■ **RECORDS PROVIDED**
▽
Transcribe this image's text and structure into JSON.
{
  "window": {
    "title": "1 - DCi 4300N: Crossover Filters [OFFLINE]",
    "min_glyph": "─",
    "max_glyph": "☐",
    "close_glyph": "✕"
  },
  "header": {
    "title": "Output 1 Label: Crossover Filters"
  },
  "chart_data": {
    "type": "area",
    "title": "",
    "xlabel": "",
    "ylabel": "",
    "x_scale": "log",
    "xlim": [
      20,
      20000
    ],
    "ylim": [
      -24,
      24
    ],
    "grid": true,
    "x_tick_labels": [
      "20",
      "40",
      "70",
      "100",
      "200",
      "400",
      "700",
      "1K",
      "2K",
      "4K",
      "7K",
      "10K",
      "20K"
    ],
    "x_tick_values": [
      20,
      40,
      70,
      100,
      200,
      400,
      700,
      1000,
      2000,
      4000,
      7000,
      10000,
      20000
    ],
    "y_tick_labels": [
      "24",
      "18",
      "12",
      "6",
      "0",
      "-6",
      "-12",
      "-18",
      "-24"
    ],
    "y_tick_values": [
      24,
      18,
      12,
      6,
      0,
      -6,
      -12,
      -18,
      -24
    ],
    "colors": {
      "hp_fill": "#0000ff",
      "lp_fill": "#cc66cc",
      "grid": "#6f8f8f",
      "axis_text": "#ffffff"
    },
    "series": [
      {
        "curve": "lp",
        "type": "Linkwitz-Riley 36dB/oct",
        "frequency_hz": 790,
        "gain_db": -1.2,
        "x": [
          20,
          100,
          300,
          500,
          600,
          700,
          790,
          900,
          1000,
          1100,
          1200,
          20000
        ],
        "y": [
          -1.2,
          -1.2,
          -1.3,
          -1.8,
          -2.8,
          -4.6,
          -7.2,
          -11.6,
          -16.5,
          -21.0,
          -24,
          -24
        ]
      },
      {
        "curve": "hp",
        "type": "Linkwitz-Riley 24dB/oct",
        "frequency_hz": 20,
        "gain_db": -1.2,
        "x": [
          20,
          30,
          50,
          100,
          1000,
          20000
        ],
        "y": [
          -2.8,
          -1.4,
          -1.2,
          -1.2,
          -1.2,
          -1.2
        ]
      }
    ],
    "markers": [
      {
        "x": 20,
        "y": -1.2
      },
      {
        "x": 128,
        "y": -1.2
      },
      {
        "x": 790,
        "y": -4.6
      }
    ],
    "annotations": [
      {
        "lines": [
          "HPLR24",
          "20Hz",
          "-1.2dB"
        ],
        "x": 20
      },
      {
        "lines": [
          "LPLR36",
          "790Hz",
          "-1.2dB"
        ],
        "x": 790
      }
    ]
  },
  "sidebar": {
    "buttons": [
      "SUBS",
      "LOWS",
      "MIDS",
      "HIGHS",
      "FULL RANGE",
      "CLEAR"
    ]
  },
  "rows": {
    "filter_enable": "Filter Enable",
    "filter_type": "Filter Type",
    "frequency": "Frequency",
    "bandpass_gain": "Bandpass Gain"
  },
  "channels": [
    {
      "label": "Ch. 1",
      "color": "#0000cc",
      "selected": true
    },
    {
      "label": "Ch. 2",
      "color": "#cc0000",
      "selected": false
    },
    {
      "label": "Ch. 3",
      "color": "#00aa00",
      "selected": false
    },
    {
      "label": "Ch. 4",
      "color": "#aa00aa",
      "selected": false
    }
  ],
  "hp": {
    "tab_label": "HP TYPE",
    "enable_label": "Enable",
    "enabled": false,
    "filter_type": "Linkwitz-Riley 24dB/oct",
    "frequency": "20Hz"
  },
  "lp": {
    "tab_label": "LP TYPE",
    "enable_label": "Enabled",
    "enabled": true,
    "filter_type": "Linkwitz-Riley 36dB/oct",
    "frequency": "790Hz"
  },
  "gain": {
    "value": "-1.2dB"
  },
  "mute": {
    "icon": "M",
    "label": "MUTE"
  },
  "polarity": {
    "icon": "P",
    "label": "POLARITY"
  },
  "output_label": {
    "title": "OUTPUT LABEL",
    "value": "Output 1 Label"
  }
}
△
■ **PROMPT**
Copy every line of the listing containing the string "Filters".

■ **TASK RESULT**
    "title": "1 - DCi 4300N: Crossover Filters [OFFLINE]",
    "title": "Output 1 Label: Crossover Filters"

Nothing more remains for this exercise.